▸ Data rows

----

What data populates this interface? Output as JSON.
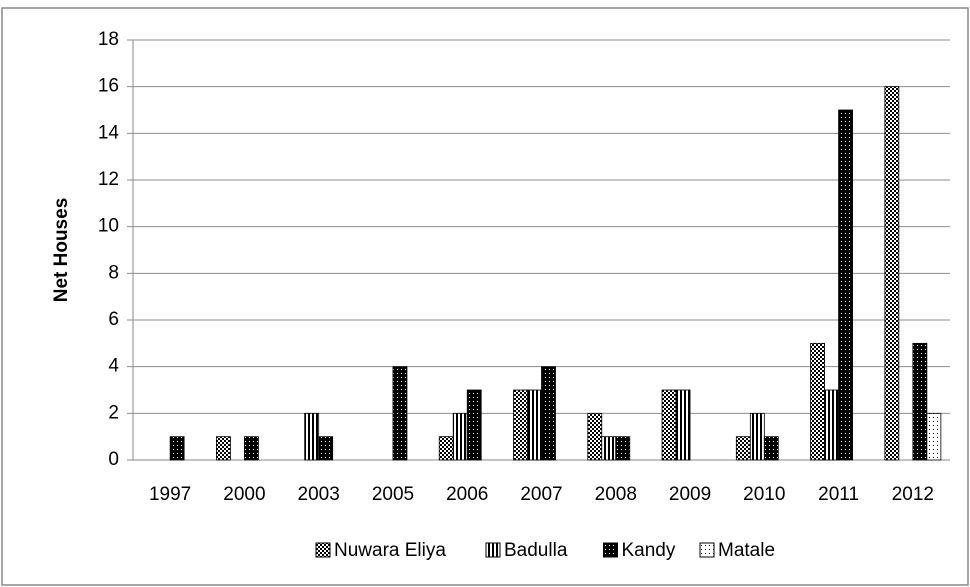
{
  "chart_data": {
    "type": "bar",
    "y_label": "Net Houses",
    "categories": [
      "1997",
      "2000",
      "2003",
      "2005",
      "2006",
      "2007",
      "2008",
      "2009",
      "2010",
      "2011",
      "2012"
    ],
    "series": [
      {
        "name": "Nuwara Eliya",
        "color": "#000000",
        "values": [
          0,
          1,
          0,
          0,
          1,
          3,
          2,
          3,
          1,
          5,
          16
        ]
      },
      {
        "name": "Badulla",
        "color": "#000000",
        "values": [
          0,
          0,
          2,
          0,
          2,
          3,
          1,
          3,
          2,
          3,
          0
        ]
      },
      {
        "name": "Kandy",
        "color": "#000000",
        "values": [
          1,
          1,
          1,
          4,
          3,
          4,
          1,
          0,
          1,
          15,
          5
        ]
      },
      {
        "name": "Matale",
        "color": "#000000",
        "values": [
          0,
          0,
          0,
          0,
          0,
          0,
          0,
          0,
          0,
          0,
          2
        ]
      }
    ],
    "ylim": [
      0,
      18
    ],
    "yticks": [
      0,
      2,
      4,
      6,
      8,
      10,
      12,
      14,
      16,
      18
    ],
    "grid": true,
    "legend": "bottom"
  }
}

----

▸ Goal
Repeat each record exactly as shown above, dropping all images.

▸ Reply to the task
What data populates this interface? Output as JSON.
{
  "chart_data": {
    "type": "bar",
    "y_label": "Net Houses",
    "categories": [
      "1997",
      "2000",
      "2003",
      "2005",
      "2006",
      "2007",
      "2008",
      "2009",
      "2010",
      "2011",
      "2012"
    ],
    "series": [
      {
        "name": "Nuwara Eliya",
        "color": "#000000",
        "values": [
          0,
          1,
          0,
          0,
          1,
          3,
          2,
          3,
          1,
          5,
          16
        ]
      },
      {
        "name": "Badulla",
        "color": "#000000",
        "values": [
          0,
          0,
          2,
          0,
          2,
          3,
          1,
          3,
          2,
          3,
          0
        ]
      },
      {
        "name": "Kandy",
        "color": "#000000",
        "values": [
          1,
          1,
          1,
          4,
          3,
          4,
          1,
          0,
          1,
          15,
          5
        ]
      },
      {
        "name": "Matale",
        "color": "#000000",
        "values": [
          0,
          0,
          0,
          0,
          0,
          0,
          0,
          0,
          0,
          0,
          2
        ]
      }
    ],
    "ylim": [
      0,
      18
    ],
    "yticks": [
      0,
      2,
      4,
      6,
      8,
      10,
      12,
      14,
      16,
      18
    ],
    "grid": true,
    "legend": "bottom"
  }
}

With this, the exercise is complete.